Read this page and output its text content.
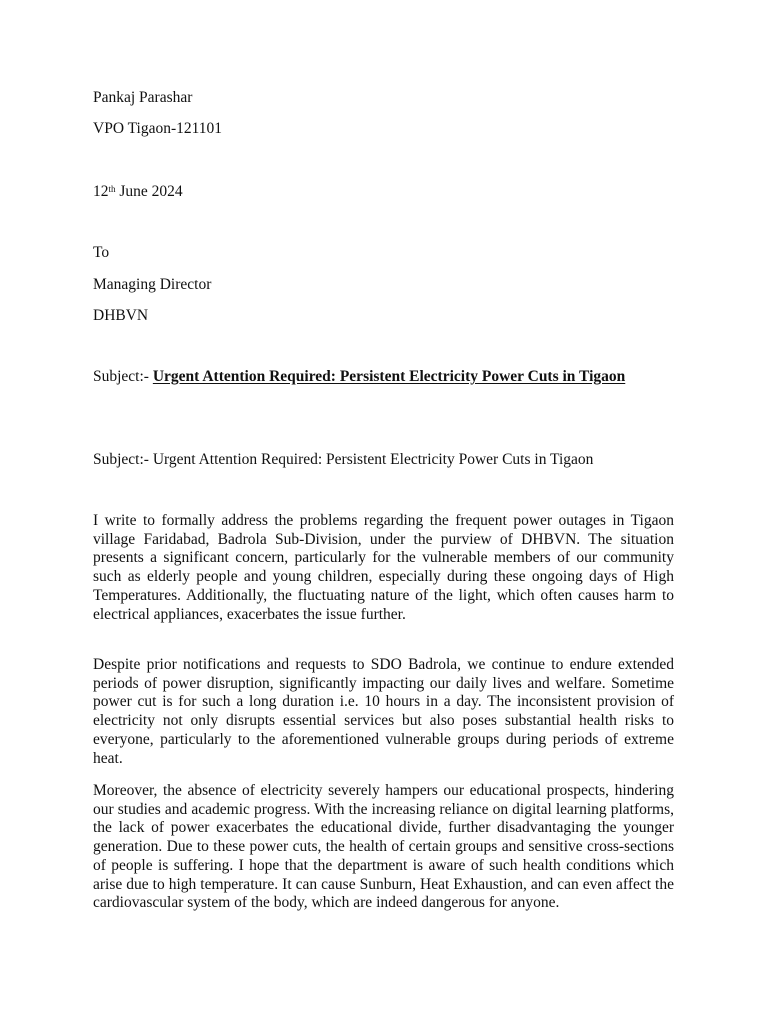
Pankaj Parashar
VPO Tigaon-121101
12th June 2024
To
Managing Director
DHBVN
Subject:- Urgent Attention Required: Persistent Electricity Power Cuts in Tigaon
Subject:- Urgent Attention Required: Persistent Electricity Power Cuts in Tigaon

I write to formally address the problems regarding the frequent power outages in Tigaon village Faridabad, Badrola Sub-Division, under the purview of DHBVN. The situation presents a significant concern, particularly for the vulnerable members of our community such as elderly people and young children, especially during these ongoing days of High Temperatures. Additionally, the fluctuating nature of the light, which often causes harm to electrical appliances, exacerbates the issue further.

Despite prior notifications and requests to SDO Badrola, we continue to endure extended periods of power disruption, significantly impacting our daily lives and welfare. Sometime power cut is for such a long duration i.e. 10 hours in a day. The inconsistent provision of electricity not only disrupts essential services but also poses substantial health risks to everyone, particularly to the aforementioned vulnerable groups during periods of extreme heat.

Moreover, the absence of electricity severely hampers our educational prospects, hindering our studies and academic progress. With the increasing reliance on digital learning platforms, the lack of power exacerbates the educational divide, further disadvantaging the younger generation. Due to these power cuts, the health of certain groups and sensitive cross-sections of people is suffering. I hope that the department is aware of such health conditions which arise due to high temperature. It can cause Sunburn, Heat Exhaustion, and can even affect the cardiovascular system of the body, which are indeed dangerous for anyone.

========

• _Problem details_
Find the lines containing "DHBVN" and pull them out.

• _Reply to the task_
DHBVN
I write to formally address the problems regarding the frequent power outages in Tigaon village Faridabad, Badrola Sub-Division, under the purview of DHBVN. The situation presents a significant concern, particularly for the vulnerable members of our community such as elderly people and young children, especially during these ongoing days of High Temperatures. Additionally, the fluctuating nature of the light, which often causes harm to electrical appliances, exacerbates the issue further.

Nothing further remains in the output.